Exercise objective -> Set down each entry from the block beneath, exactly as written.

Records supplied ->

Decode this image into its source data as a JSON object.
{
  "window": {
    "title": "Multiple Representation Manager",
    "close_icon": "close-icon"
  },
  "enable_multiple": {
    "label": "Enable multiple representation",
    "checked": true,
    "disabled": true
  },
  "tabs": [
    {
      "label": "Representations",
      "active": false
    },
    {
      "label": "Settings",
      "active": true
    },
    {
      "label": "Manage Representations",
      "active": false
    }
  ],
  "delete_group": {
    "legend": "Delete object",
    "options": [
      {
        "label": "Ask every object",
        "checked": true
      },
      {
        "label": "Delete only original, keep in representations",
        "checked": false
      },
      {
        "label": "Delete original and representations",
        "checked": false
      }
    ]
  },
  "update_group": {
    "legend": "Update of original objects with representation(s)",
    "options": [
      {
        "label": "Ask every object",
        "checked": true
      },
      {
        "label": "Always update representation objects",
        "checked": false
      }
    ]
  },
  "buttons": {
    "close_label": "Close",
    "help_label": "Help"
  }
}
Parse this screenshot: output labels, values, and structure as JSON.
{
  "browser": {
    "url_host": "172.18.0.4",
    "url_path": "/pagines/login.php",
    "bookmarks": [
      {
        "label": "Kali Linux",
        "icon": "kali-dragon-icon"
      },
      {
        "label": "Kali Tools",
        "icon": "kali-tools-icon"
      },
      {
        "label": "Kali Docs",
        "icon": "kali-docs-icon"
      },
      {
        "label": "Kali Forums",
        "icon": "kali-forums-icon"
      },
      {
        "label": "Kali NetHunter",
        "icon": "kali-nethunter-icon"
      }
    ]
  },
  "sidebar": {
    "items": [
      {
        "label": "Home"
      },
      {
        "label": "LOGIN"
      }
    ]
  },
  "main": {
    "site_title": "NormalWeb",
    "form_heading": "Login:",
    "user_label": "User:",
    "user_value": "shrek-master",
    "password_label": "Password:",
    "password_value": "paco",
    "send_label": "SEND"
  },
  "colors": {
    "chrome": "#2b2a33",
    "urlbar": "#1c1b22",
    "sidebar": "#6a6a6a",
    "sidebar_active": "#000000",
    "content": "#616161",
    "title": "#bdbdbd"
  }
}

Solution for this task ->
Decode this image into its source data as a JSON object.
{
  "window": {
    "title": "Multiple Representation Manager",
    "close_icon": "close-icon"
  },
  "enable_multiple": {
    "label": "Enable multiple representation",
    "checked": true,
    "disabled": true
  },
  "tabs": [
    {
      "label": "Representations",
      "active": false
    },
    {
      "label": "Settings",
      "active": true
    },
    {
      "label": "Manage Representations",
      "active": false
    }
  ],
  "delete_group": {
    "legend": "Delete object",
    "options": [
      {
        "label": "Ask every object",
        "checked": true
      },
      {
        "label": "Delete only original, keep in representations",
        "checked": false
      },
      {
        "label": "Delete original and representations",
        "checked": false
      }
    ]
  },
  "update_group": {
    "legend": "Update of original objects with representation(s)",
    "options": [
      {
        "label": "Ask every object",
        "checked": true
      },
      {
        "label": "Always update representation objects",
        "checked": false
      }
    ]
  },
  "buttons": {
    "close_label": "Close",
    "help_label": "Help"
  }
}
Parse this screenshot: output labels, values, and structure as JSON.
{
  "browser": {
    "url_host": "172.18.0.4",
    "url_path": "/pagines/login.php",
    "bookmarks": [
      {
        "label": "Kali Linux",
        "icon": "kali-dragon-icon"
      },
      {
        "label": "Kali Tools",
        "icon": "kali-tools-icon"
      },
      {
        "label": "Kali Docs",
        "icon": "kali-docs-icon"
      },
      {
        "label": "Kali Forums",
        "icon": "kali-forums-icon"
      },
      {
        "label": "Kali NetHunter",
        "icon": "kali-nethunter-icon"
      }
    ]
  },
  "sidebar": {
    "items": [
      {
        "label": "Home"
      },
      {
        "label": "LOGIN"
      }
    ]
  },
  "main": {
    "site_title": "NormalWeb",
    "form_heading": "Login:",
    "user_label": "User:",
    "user_value": "shrek-master",
    "password_label": "Password:",
    "password_value": "paco",
    "send_label": "SEND"
  },
  "colors": {
    "chrome": "#2b2a33",
    "urlbar": "#1c1b22",
    "sidebar": "#6a6a6a",
    "sidebar_active": "#000000",
    "content": "#616161",
    "title": "#bdbdbd"
  }
}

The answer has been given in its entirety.